Given problem
Whenever a line contains the string "items", copy it out of the entries.

Data extract
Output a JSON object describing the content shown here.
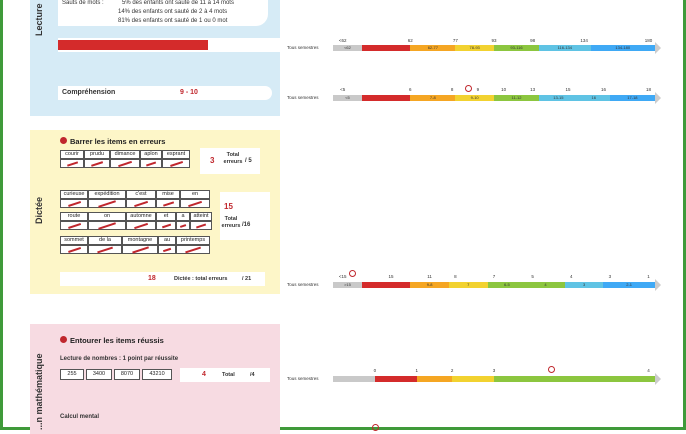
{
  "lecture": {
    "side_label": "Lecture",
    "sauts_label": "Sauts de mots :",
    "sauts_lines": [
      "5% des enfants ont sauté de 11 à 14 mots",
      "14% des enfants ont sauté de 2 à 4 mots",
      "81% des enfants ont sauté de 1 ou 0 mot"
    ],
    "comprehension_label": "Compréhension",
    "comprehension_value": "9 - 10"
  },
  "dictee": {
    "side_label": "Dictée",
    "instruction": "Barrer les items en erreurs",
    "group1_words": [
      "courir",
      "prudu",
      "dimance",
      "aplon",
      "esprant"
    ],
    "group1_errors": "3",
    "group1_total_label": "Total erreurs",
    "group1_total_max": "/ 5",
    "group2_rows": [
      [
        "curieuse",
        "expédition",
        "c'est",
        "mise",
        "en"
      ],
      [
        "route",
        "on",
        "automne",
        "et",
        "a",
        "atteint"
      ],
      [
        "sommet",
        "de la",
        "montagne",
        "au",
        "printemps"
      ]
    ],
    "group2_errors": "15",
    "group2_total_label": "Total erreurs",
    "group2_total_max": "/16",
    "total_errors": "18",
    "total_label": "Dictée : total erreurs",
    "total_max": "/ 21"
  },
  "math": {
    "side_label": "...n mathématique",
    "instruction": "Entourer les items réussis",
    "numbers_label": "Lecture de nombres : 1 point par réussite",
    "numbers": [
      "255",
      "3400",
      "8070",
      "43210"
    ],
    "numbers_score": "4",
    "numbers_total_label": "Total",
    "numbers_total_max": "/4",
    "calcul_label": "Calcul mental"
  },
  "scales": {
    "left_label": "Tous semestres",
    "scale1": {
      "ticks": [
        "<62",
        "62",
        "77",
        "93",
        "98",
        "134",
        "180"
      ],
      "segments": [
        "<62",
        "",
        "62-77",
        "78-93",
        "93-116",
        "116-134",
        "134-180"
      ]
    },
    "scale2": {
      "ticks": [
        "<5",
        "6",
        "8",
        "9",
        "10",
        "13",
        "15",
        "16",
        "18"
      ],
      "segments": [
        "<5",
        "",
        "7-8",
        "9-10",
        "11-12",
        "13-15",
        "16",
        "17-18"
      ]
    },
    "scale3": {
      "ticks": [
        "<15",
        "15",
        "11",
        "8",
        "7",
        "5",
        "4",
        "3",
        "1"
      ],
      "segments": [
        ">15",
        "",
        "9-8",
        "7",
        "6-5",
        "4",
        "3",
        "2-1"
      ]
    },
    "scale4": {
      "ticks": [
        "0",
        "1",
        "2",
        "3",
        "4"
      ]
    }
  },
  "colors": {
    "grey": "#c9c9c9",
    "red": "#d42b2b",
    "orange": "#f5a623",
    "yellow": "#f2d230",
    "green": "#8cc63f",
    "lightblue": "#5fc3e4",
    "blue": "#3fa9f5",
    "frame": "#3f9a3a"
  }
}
==
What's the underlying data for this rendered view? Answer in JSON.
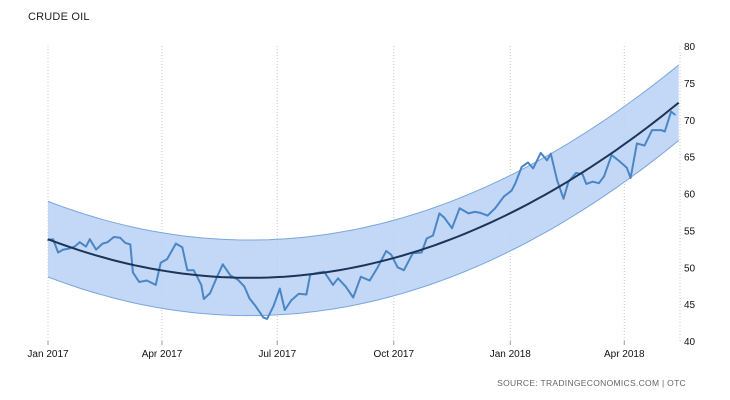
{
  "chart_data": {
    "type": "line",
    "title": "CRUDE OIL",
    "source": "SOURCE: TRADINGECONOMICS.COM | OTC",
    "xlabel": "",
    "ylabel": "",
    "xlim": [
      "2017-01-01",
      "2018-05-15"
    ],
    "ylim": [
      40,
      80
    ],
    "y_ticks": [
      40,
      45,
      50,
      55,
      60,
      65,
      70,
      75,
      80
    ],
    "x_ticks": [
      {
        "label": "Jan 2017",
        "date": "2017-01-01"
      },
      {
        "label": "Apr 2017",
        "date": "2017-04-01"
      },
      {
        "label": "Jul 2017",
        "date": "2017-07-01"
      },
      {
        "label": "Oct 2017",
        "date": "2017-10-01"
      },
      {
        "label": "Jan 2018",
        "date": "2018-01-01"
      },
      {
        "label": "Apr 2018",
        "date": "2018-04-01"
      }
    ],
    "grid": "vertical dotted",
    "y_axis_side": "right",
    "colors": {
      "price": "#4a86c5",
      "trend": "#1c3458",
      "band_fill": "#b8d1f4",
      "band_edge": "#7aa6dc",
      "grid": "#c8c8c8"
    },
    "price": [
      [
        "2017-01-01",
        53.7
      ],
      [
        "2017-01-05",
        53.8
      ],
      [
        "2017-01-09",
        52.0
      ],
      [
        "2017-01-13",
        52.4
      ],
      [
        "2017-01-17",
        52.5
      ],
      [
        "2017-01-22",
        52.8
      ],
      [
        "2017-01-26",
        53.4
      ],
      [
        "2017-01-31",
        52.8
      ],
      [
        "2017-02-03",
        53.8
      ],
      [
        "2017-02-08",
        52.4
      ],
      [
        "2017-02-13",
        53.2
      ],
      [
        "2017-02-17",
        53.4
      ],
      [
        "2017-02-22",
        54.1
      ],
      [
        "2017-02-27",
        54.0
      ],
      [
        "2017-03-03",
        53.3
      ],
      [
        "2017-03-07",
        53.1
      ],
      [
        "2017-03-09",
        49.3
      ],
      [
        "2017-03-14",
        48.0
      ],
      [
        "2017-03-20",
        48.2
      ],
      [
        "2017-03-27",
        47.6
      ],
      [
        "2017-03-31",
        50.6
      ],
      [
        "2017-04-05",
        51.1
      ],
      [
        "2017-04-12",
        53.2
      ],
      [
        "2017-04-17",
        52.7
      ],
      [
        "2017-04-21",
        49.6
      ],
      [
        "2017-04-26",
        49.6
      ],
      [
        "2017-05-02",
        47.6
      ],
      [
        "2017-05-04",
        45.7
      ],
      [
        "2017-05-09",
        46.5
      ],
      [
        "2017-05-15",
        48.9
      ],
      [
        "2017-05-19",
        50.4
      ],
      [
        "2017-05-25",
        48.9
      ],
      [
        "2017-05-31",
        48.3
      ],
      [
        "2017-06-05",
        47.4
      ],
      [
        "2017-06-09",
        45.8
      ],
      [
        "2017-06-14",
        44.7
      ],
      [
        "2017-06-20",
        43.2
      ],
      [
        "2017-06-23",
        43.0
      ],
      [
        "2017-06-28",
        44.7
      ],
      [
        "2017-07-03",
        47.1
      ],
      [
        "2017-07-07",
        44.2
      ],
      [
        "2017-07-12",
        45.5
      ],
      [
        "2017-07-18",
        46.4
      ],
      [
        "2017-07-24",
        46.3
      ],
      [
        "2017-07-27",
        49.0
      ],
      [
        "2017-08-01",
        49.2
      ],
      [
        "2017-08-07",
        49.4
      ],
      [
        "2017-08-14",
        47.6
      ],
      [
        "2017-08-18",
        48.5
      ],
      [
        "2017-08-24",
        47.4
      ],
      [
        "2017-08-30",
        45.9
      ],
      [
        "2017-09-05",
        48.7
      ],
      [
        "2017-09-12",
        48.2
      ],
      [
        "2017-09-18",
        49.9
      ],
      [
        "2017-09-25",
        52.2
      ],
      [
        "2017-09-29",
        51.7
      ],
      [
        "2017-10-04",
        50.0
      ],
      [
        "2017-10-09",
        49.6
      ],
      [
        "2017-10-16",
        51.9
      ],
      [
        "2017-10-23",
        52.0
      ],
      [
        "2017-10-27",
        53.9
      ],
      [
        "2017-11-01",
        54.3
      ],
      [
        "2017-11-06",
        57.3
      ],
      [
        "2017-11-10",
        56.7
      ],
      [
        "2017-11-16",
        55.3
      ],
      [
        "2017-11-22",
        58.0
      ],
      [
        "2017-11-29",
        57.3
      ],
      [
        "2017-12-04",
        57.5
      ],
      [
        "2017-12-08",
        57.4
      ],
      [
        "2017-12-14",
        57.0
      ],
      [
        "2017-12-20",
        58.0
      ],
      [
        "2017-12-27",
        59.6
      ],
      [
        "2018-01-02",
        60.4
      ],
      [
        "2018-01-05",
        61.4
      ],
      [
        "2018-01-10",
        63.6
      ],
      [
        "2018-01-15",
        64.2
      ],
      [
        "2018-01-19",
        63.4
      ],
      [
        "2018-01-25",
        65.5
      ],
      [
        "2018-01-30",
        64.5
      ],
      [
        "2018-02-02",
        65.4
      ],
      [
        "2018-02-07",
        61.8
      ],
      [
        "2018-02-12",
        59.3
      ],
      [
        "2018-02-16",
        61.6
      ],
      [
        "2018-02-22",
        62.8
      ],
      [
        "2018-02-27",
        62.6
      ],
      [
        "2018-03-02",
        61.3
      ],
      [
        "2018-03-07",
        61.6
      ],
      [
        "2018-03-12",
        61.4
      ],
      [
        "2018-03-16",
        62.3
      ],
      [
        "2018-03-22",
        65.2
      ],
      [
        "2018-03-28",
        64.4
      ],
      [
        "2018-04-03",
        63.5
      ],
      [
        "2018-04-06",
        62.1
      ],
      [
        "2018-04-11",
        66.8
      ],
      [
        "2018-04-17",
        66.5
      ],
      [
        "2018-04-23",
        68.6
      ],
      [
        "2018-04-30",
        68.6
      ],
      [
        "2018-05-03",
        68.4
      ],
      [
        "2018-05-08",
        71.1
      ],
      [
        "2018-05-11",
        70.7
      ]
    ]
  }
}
==
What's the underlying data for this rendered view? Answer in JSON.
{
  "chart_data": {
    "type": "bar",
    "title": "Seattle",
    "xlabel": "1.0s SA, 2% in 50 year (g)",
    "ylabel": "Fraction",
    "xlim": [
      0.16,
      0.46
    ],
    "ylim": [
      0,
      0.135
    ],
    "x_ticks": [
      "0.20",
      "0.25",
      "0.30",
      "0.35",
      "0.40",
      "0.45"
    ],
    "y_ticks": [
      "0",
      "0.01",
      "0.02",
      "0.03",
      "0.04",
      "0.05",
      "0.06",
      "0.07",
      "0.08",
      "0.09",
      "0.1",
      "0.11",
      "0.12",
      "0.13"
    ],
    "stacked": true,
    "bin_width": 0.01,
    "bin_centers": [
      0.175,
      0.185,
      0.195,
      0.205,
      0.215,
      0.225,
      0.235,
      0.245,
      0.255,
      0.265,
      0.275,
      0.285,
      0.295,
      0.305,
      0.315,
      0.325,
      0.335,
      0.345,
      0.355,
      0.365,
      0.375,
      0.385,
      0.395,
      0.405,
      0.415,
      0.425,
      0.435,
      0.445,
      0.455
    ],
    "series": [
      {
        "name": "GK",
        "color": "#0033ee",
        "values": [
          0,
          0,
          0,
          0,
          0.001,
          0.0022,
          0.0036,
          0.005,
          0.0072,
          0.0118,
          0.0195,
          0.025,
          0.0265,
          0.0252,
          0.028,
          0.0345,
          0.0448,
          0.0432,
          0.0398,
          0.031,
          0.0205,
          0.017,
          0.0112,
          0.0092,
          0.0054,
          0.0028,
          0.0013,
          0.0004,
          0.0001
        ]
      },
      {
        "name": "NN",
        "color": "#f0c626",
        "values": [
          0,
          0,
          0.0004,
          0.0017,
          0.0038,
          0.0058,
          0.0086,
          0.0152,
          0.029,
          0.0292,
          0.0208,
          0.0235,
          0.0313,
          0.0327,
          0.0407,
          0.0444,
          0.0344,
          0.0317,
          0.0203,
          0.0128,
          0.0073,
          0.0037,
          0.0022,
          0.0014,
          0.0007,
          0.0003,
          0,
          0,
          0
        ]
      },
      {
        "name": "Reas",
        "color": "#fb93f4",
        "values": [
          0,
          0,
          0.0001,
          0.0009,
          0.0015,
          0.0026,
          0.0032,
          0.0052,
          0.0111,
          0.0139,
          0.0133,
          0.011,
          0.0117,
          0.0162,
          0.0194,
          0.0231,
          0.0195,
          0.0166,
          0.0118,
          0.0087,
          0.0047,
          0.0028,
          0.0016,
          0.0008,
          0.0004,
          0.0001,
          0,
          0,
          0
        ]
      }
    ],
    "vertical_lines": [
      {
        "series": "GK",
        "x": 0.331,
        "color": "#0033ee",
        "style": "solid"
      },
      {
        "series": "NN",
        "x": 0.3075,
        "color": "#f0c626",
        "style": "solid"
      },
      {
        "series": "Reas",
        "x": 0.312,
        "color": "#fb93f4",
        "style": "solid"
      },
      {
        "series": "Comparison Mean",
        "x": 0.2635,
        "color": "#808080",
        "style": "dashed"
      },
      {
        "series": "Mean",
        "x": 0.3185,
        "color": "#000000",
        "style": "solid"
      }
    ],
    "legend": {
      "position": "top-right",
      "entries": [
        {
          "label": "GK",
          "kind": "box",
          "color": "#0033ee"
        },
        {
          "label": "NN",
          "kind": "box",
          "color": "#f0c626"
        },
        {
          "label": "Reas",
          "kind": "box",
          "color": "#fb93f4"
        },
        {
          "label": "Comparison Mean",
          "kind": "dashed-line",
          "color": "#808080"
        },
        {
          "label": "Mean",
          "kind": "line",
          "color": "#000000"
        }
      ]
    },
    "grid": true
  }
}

Task result
    "instruction": "Barrer les items en erreurs",
    "instruction": "Entourer les items réussis",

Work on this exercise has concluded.